> **TASK INPUTS**:
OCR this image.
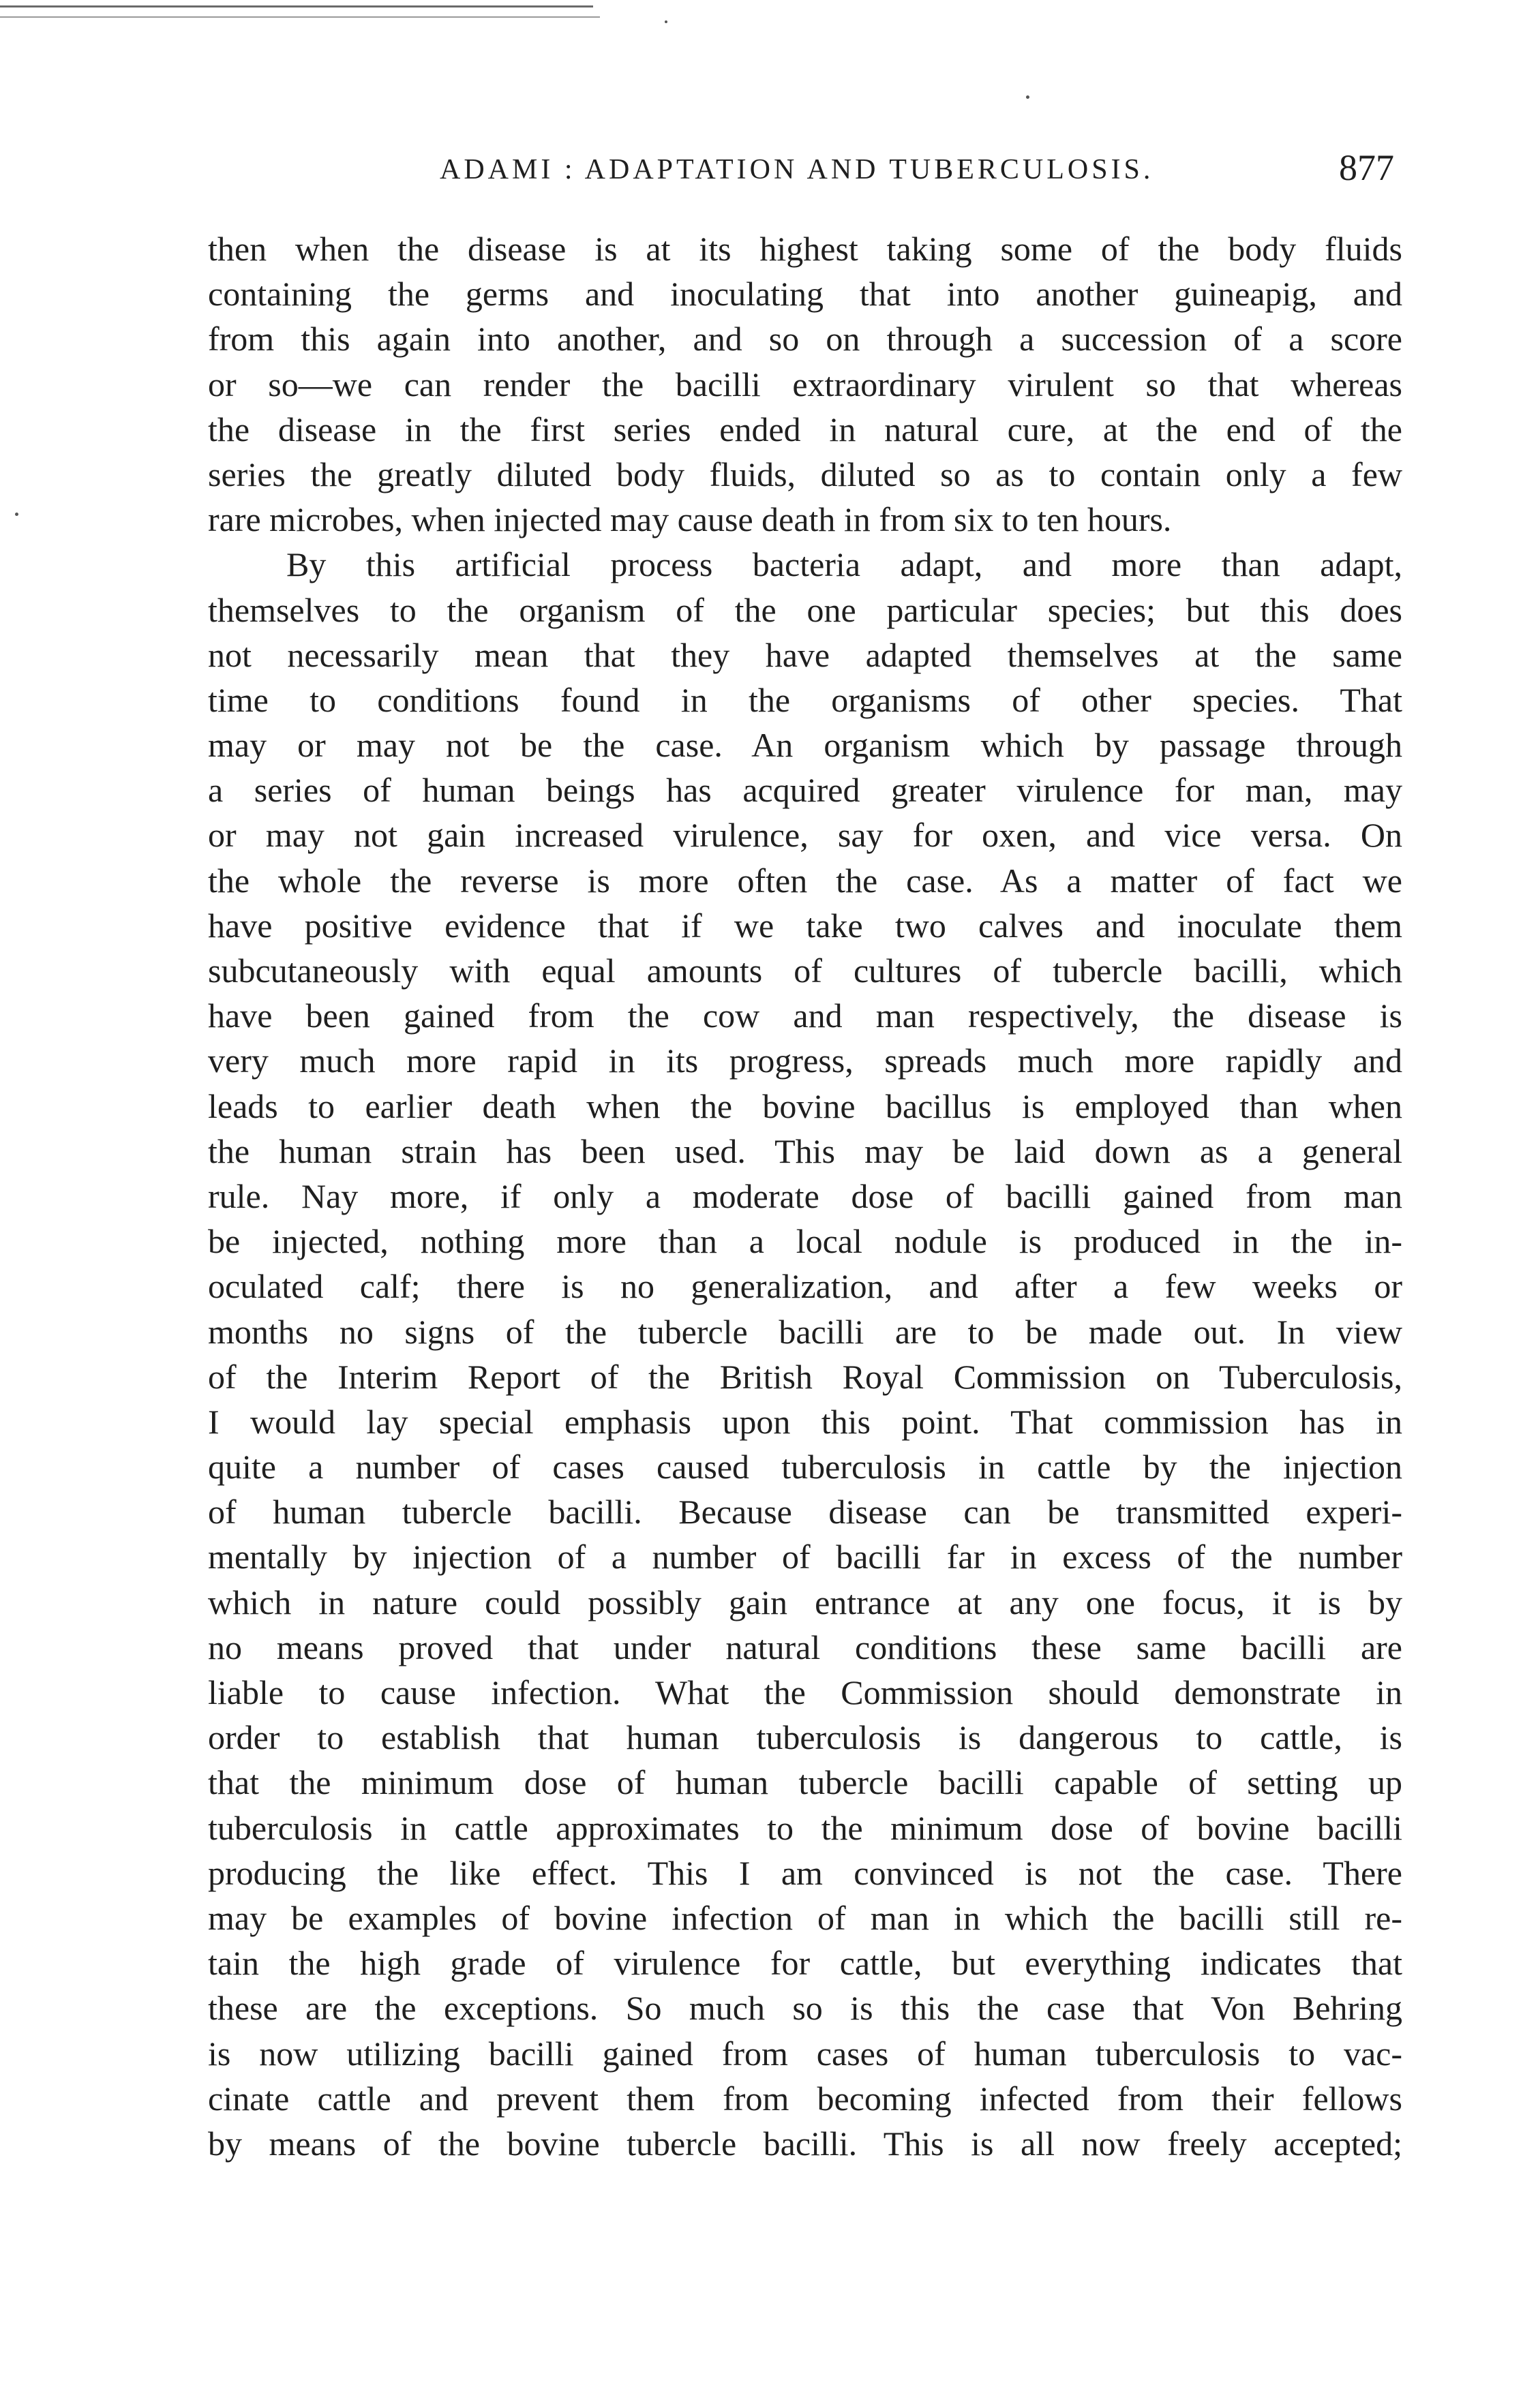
ADAMI : ADAPTATION AND TUBERCULOSIS.	877
then when the disease is at its highest taking some of the body fluids
containing the germs and inoculating that into another guineapig, and
from this again into another, and so on through a succession of a score
or so—we can render the bacilli extraordinary virulent so that whereas
the disease in the first series ended in natural cure, at the end of the
series the greatly diluted body fluids, diluted so as to contain only a few
rare microbes, when injected may cause death in from six to ten hours.
By this artificial process bacteria adapt, and more than adapt,
themselves to the organism of the one particular species; but this does
not necessarily mean that they have adapted themselves at the same
time to conditions found in the organisms of other species. That
may or may not be the case. An organism which by passage through
a series of human beings has acquired greater virulence for man, may
or may not gain increased virulence, say for oxen, and vice versa. On
the whole the reverse is more often the case. As a matter of fact we
have positive evidence that if we take two calves and inoculate them
subcutaneously with equal amounts of cultures of tubercle bacilli, which
have been gained from the cow and man respectively, the disease is
very much more rapid in its progress, spreads much more rapidly and
leads to earlier death when the bovine bacillus is employed than when
the human strain has been used. This may be laid down as a general
rule. Nay more, if only a moderate dose of bacilli gained from man
be injected, nothing more than a local nodule is produced in the in-
oculated calf; there is no generalization, and after a few weeks or
months no signs of the tubercle bacilli are to be made out. In view
of the Interim Report of the British Royal Commission on Tuberculosis,
I would lay special emphasis upon this point. That commission has in
quite a number of cases caused tuberculosis in cattle by the injection
of human tubercle bacilli. Because disease can be transmitted experi-
mentally by injection of a number of bacilli far in excess of the number
which in nature could possibly gain entrance at any one focus, it is by
no means proved that under natural conditions these same bacilli are
liable to cause infection. What the Commission should demonstrate in
order to establish that human tuberculosis is dangerous to cattle, is
that the minimum dose of human tubercle bacilli capable of setting up
tuberculosis in cattle approximates to the minimum dose of bovine bacilli
producing the like effect. This I am convinced is not the case. There
may be examples of bovine infection of man in which the bacilli still re-
tain the high grade of virulence for cattle, but everything indicates that
these are the exceptions. So much so is this the case that Von Behring
is now utilizing bacilli gained from cases of human tuberculosis to vac-
cinate cattle and prevent them from becoming infected from their fellows
by means of the bovine tubercle bacilli. This is all now freely accepted;
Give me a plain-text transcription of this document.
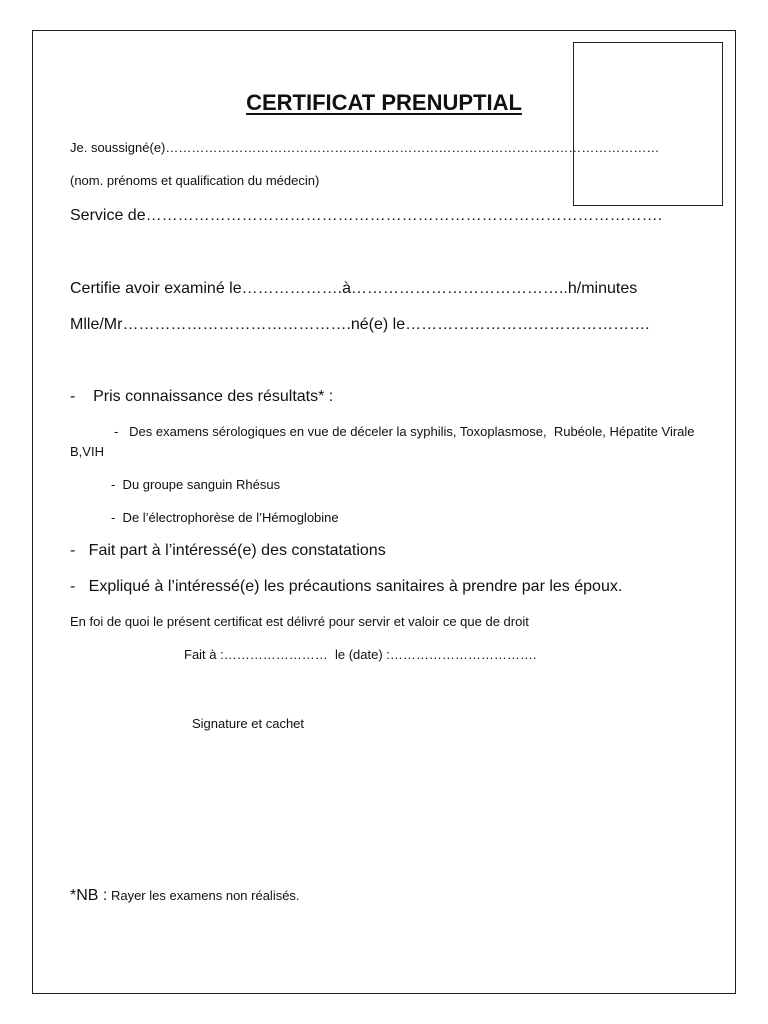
CERTIFICAT PRENUPTIAL
Je. soussigné(e)……………………………………………………………………………………………………
(nom. prénoms et qualification du médecin)
Service de…………………………………………………………………………………….
Certifie avoir examiné le……………….à…………………………………..h/minutes
Mlle/Mr…………………………………….né(e) le……………………………………….
-    Pris connaissance des résultats* :
-   Des examens sérologiques en vue de déceler la syphilis, Toxoplasmose,  Rubéole, Hépatite Virale B,VIH
-  Du groupe sanguin Rhésus
-  De l’électrophorèse de l’Hémoglobine
-   Fait part à l’intéressé(e) des constatations
-   Expliqué à l’intéressé(e) les précautions sanitaires à prendre par les époux.
En foi de quoi le présent certificat est délivré pour servir et valoir ce que de droit
Fait à :……………………  le (date) :…………………………….
Signature et cachet
*NB : Rayer les examens non réalisés.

> **REQUIRED ACTION**: Write out all of the data above exactly, pictures excluded.

> **FINISHED TASK**:
OCR this image.
ADAMI : ADAPTATION AND TUBERCULOSIS.	877
then when the disease is at its highest taking some of the body fluids
containing the germs and inoculating that into another guineapig, and
from this again into another, and so on through a succession of a score
or so—we can render the bacilli extraordinary virulent so that whereas
the disease in the first series ended in natural cure, at the end of the
series the greatly diluted body fluids, diluted so as to contain only a few
rare microbes, when injected may cause death in from six to ten hours.
By this artificial process bacteria adapt, and more than adapt,
themselves to the organism of the one particular species; but this does
not necessarily mean that they have adapted themselves at the same
time to conditions found in the organisms of other species. That
may or may not be the case. An organism which by passage through
a series of human beings has acquired greater virulence for man, may
or may not gain increased virulence, say for oxen, and vice versa. On
the whole the reverse is more often the case. As a matter of fact we
have positive evidence that if we take two calves and inoculate them
subcutaneously with equal amounts of cultures of tubercle bacilli, which
have been gained from the cow and man respectively, the disease is
very much more rapid in its progress, spreads much more rapidly and
leads to earlier death when the bovine bacillus is employed than when
the human strain has been used. This may be laid down as a general
rule. Nay more, if only a moderate dose of bacilli gained from man
be injected, nothing more than a local nodule is produced in the in-
oculated calf; there is no generalization, and after a few weeks or
months no signs of the tubercle bacilli are to be made out. In view
of the Interim Report of the British Royal Commission on Tuberculosis,
I would lay special emphasis upon this point. That commission has in
quite a number of cases caused tuberculosis in cattle by the injection
of human tubercle bacilli. Because disease can be transmitted experi-
mentally by injection of a number of bacilli far in excess of the number
which in nature could possibly gain entrance at any one focus, it is by
no means proved that under natural conditions these same bacilli are
liable to cause infection. What the Commission should demonstrate in
order to establish that human tuberculosis is dangerous to cattle, is
that the minimum dose of human tubercle bacilli capable of setting up
tuberculosis in cattle approximates to the minimum dose of bovine bacilli
producing the like effect. This I am convinced is not the case. There
may be examples of bovine infection of man in which the bacilli still re-
tain the high grade of virulence for cattle, but everything indicates that
these are the exceptions. So much so is this the case that Von Behring
is now utilizing bacilli gained from cases of human tuberculosis to vac-
cinate cattle and prevent them from becoming infected from their fellows
by means of the bovine tubercle bacilli. This is all now freely accepted;
Give me a plain-text transcription of this document.
CERTIFICAT PRENUPTIAL
Je. soussigné(e)……………………………………………………………………………………………………
(nom. prénoms et qualification du médecin)
Service de…………………………………………………………………………………….
Certifie avoir examiné le……………….à…………………………………..h/minutes
Mlle/Mr…………………………………….né(e) le……………………………………….
-    Pris connaissance des résultats* :
-   Des examens sérologiques en vue de déceler la syphilis, Toxoplasmose,  Rubéole, Hépatite Virale B,VIH
-  Du groupe sanguin Rhésus
-  De l’électrophorèse de l’Hémoglobine
-   Fait part à l’intéressé(e) des constatations
-   Expliqué à l’intéressé(e) les précautions sanitaires à prendre par les époux.
En foi de quoi le présent certificat est délivré pour servir et valoir ce que de droit
Fait à :……………………  le (date) :…………………………….
Signature et cachet
*NB : Rayer les examens non réalisés.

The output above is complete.